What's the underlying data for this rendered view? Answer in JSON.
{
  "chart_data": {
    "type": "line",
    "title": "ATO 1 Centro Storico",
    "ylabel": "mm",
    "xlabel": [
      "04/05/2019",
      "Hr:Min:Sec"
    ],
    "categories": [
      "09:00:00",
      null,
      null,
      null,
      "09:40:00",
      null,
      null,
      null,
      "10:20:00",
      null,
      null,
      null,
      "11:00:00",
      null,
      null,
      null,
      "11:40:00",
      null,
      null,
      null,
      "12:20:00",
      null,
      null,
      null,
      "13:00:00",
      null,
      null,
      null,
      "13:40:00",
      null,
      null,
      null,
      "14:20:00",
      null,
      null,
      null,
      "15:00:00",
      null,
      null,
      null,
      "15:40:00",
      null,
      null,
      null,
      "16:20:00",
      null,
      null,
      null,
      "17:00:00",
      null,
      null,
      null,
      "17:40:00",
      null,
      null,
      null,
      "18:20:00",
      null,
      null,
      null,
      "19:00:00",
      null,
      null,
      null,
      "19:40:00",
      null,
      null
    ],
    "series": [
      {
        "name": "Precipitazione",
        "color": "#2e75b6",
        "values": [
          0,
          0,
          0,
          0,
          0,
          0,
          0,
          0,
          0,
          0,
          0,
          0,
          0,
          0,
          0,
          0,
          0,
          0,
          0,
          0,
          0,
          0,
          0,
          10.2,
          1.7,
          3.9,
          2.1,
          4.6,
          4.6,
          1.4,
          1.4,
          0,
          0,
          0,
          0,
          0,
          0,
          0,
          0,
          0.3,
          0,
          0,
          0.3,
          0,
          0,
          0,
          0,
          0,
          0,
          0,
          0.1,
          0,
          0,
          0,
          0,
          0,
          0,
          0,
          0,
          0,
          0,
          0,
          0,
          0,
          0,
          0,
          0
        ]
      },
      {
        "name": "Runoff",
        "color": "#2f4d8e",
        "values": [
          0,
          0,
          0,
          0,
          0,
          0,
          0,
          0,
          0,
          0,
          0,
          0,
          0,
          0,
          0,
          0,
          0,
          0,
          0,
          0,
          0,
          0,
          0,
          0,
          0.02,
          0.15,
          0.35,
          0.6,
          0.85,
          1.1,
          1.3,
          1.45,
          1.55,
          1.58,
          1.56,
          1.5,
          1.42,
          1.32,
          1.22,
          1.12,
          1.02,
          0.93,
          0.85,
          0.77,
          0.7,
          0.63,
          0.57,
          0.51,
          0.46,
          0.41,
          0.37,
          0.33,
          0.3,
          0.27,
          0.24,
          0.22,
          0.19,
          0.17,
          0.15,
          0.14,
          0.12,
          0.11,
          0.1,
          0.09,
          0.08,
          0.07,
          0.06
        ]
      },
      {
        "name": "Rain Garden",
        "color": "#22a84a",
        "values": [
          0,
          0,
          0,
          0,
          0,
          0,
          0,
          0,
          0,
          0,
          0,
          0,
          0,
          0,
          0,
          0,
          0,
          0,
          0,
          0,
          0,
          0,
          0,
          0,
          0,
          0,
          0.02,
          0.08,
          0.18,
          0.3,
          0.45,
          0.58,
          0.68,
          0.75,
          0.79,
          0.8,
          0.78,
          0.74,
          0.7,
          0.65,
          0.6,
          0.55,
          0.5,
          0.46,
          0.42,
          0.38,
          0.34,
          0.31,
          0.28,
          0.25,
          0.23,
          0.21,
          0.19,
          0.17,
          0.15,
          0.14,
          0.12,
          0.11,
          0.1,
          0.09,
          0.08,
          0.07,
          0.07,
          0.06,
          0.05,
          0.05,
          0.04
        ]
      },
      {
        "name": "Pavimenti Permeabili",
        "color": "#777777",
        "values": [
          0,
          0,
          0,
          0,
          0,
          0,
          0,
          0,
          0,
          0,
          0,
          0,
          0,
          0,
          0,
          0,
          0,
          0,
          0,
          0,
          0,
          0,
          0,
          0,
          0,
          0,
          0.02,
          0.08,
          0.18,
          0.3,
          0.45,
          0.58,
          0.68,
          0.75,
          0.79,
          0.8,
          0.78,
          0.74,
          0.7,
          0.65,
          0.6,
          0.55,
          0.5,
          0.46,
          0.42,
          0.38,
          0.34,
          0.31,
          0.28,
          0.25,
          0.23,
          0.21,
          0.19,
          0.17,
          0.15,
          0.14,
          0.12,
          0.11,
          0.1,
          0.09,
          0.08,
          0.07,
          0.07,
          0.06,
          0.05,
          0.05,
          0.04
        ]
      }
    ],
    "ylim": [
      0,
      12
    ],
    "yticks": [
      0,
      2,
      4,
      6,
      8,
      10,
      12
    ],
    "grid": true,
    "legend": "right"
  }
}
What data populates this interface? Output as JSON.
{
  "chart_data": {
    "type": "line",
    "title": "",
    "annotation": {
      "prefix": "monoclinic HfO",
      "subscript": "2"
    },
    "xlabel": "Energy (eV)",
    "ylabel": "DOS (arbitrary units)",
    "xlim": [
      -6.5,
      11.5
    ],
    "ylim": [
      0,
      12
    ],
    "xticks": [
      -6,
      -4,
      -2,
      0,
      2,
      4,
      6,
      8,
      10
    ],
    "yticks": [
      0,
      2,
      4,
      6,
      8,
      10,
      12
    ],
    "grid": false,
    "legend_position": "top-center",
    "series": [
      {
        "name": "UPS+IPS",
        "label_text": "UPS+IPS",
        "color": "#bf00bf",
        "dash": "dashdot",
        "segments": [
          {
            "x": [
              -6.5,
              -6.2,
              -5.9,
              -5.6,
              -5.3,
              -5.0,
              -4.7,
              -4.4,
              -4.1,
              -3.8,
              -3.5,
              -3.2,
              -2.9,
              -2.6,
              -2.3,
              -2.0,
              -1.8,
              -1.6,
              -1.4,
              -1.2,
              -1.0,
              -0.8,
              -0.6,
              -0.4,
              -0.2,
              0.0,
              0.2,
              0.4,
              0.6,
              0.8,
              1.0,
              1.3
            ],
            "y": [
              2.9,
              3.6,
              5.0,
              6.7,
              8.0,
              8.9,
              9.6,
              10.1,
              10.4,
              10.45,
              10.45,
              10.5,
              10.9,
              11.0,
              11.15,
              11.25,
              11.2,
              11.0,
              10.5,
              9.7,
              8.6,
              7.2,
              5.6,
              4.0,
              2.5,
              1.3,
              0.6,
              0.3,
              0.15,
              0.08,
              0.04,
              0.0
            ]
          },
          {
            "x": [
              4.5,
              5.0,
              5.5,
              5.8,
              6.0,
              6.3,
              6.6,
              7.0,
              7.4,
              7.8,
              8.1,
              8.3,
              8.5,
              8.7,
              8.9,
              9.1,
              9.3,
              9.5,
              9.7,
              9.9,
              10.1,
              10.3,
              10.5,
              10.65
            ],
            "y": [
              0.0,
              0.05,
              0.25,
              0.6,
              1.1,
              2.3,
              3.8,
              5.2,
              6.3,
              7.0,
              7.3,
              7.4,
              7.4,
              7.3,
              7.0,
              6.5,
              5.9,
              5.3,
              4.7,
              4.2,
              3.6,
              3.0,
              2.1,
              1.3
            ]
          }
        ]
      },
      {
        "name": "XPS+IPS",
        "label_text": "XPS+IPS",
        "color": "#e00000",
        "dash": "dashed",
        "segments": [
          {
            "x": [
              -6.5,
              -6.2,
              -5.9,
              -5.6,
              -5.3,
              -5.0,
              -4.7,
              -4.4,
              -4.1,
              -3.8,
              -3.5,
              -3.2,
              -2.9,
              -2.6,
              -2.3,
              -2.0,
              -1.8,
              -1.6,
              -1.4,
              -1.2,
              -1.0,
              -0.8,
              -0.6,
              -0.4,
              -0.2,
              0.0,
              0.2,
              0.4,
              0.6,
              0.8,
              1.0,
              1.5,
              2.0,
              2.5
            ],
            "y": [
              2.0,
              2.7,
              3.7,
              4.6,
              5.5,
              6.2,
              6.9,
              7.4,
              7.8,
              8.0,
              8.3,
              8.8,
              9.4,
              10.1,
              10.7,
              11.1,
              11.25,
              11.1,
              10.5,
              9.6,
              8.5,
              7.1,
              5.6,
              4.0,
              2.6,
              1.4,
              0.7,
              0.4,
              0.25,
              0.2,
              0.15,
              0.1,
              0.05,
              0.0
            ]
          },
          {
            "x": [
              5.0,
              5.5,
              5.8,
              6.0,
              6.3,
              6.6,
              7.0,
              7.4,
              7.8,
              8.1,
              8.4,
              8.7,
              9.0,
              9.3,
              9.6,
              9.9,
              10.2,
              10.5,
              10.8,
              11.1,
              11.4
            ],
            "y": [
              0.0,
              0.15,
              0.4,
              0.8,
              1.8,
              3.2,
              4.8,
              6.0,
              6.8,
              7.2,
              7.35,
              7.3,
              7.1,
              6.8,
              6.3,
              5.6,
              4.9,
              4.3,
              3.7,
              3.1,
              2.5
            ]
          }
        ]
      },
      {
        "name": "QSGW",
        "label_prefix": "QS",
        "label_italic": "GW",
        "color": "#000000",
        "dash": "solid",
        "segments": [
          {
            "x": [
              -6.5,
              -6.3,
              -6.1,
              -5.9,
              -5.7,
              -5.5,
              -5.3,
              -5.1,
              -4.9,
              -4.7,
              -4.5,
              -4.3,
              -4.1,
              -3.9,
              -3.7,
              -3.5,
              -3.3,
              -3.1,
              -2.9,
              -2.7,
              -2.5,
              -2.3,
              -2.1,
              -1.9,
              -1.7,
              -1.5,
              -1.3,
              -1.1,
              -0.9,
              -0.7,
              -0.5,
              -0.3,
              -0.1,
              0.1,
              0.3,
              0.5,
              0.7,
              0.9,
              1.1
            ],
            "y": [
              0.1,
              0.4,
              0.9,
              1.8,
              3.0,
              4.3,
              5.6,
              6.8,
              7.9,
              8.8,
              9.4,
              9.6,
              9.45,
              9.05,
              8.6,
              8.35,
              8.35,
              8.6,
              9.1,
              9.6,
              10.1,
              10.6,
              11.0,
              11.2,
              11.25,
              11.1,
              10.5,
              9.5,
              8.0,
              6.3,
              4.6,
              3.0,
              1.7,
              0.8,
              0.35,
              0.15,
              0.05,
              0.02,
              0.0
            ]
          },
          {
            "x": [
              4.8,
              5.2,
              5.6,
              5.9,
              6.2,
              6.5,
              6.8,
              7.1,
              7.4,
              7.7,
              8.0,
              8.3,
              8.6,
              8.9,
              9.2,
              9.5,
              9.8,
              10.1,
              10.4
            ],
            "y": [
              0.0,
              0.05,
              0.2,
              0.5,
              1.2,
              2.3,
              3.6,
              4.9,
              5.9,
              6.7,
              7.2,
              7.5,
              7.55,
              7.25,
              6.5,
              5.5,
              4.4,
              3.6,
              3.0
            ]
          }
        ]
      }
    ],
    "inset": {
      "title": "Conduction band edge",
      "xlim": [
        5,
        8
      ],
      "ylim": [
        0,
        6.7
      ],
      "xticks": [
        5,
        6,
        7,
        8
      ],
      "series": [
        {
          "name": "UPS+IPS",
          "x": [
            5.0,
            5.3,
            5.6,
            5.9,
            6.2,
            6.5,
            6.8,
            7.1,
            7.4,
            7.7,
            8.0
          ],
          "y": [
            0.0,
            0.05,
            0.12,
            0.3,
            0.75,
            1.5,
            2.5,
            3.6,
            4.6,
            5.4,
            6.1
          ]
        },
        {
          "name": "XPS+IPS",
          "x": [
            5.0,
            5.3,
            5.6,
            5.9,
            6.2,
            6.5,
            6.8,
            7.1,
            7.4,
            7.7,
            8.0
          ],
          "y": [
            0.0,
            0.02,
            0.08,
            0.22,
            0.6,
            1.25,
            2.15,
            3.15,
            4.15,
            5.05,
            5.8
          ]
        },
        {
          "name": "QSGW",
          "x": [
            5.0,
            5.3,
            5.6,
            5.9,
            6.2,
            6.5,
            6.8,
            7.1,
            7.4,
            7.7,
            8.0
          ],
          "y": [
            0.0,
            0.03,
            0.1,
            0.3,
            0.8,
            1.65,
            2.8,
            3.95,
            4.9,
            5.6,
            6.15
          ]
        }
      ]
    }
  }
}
+ + + + +
REQUEST:
Search the lines for the string "name" and copy every line that has it.

RIGHT ANSWER:
        "name": "Precipitazione",
        "name": "Runoff",
        "name": "Rain Garden",
        "name": "Pavimenti Permeabili",
        "name": "UPS+IPS",
        "name": "XPS+IPS",
        "name": "QSGW",
          "name": "UPS+IPS",
          "name": "XPS+IPS",
          "name": "QSGW",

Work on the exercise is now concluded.